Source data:
** Begin **

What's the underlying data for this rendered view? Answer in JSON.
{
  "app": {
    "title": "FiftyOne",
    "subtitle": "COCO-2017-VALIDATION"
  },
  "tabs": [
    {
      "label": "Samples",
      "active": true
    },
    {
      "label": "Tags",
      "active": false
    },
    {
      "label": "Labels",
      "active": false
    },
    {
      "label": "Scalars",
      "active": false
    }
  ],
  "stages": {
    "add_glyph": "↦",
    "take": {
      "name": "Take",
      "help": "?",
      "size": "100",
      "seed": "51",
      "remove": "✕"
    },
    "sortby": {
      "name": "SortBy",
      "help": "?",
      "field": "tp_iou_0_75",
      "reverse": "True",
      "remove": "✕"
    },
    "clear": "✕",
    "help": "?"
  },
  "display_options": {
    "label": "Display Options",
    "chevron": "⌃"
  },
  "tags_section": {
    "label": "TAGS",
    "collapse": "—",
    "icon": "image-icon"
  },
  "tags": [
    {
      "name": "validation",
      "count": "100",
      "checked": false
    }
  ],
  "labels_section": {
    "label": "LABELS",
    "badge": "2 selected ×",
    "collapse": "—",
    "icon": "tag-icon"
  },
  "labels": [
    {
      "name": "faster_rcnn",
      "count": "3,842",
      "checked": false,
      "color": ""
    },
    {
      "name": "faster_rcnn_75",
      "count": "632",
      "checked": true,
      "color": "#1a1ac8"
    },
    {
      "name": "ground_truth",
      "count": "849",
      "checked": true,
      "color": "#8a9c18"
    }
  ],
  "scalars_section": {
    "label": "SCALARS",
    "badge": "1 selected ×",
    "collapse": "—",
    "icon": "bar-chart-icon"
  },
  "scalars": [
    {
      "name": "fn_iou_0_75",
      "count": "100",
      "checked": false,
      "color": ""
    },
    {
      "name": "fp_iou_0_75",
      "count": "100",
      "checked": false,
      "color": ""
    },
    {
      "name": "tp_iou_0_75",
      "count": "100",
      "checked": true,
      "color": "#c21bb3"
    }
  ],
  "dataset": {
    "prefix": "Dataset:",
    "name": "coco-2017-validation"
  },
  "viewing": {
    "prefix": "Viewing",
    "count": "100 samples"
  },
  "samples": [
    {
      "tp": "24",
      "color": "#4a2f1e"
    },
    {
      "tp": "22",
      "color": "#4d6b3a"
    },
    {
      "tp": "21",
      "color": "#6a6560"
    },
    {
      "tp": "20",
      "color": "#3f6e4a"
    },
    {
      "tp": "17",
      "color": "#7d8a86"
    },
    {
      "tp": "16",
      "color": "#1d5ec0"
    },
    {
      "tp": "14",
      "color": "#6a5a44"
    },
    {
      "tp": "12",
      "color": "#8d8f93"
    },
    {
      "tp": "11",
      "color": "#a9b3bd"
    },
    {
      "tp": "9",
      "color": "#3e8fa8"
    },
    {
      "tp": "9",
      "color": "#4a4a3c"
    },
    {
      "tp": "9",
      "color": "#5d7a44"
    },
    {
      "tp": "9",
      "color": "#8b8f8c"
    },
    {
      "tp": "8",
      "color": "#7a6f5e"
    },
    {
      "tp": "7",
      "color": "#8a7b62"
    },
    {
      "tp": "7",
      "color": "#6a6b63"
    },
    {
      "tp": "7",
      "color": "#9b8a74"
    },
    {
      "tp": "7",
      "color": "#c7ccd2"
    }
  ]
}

** End **

(Required task):
Write out the entries above word for word.

(Correct answer):
What's the underlying data for this rendered view? Answer in JSON.
{
  "app": {
    "title": "FiftyOne",
    "subtitle": "COCO-2017-VALIDATION"
  },
  "tabs": [
    {
      "label": "Samples",
      "active": true
    },
    {
      "label": "Tags",
      "active": false
    },
    {
      "label": "Labels",
      "active": false
    },
    {
      "label": "Scalars",
      "active": false
    }
  ],
  "stages": {
    "add_glyph": "↦",
    "take": {
      "name": "Take",
      "help": "?",
      "size": "100",
      "seed": "51",
      "remove": "✕"
    },
    "sortby": {
      "name": "SortBy",
      "help": "?",
      "field": "tp_iou_0_75",
      "reverse": "True",
      "remove": "✕"
    },
    "clear": "✕",
    "help": "?"
  },
  "display_options": {
    "label": "Display Options",
    "chevron": "⌃"
  },
  "tags_section": {
    "label": "TAGS",
    "collapse": "—",
    "icon": "image-icon"
  },
  "tags": [
    {
      "name": "validation",
      "count": "100",
      "checked": false
    }
  ],
  "labels_section": {
    "label": "LABELS",
    "badge": "2 selected ×",
    "collapse": "—",
    "icon": "tag-icon"
  },
  "labels": [
    {
      "name": "faster_rcnn",
      "count": "3,842",
      "checked": false,
      "color": ""
    },
    {
      "name": "faster_rcnn_75",
      "count": "632",
      "checked": true,
      "color": "#1a1ac8"
    },
    {
      "name": "ground_truth",
      "count": "849",
      "checked": true,
      "color": "#8a9c18"
    }
  ],
  "scalars_section": {
    "label": "SCALARS",
    "badge": "1 selected ×",
    "collapse": "—",
    "icon": "bar-chart-icon"
  },
  "scalars": [
    {
      "name": "fn_iou_0_75",
      "count": "100",
      "checked": false,
      "color": ""
    },
    {
      "name": "fp_iou_0_75",
      "count": "100",
      "checked": false,
      "color": ""
    },
    {
      "name": "tp_iou_0_75",
      "count": "100",
      "checked": true,
      "color": "#c21bb3"
    }
  ],
  "dataset": {
    "prefix": "Dataset:",
    "name": "coco-2017-validation"
  },
  "viewing": {
    "prefix": "Viewing",
    "count": "100 samples"
  },
  "samples": [
    {
      "tp": "24",
      "color": "#4a2f1e"
    },
    {
      "tp": "22",
      "color": "#4d6b3a"
    },
    {
      "tp": "21",
      "color": "#6a6560"
    },
    {
      "tp": "20",
      "color": "#3f6e4a"
    },
    {
      "tp": "17",
      "color": "#7d8a86"
    },
    {
      "tp": "16",
      "color": "#1d5ec0"
    },
    {
      "tp": "14",
      "color": "#6a5a44"
    },
    {
      "tp": "12",
      "color": "#8d8f93"
    },
    {
      "tp": "11",
      "color": "#a9b3bd"
    },
    {
      "tp": "9",
      "color": "#3e8fa8"
    },
    {
      "tp": "9",
      "color": "#4a4a3c"
    },
    {
      "tp": "9",
      "color": "#5d7a44"
    },
    {
      "tp": "9",
      "color": "#8b8f8c"
    },
    {
      "tp": "8",
      "color": "#7a6f5e"
    },
    {
      "tp": "7",
      "color": "#8a7b62"
    },
    {
      "tp": "7",
      "color": "#6a6b63"
    },
    {
      "tp": "7",
      "color": "#9b8a74"
    },
    {
      "tp": "7",
      "color": "#c7ccd2"
    }
  ]
}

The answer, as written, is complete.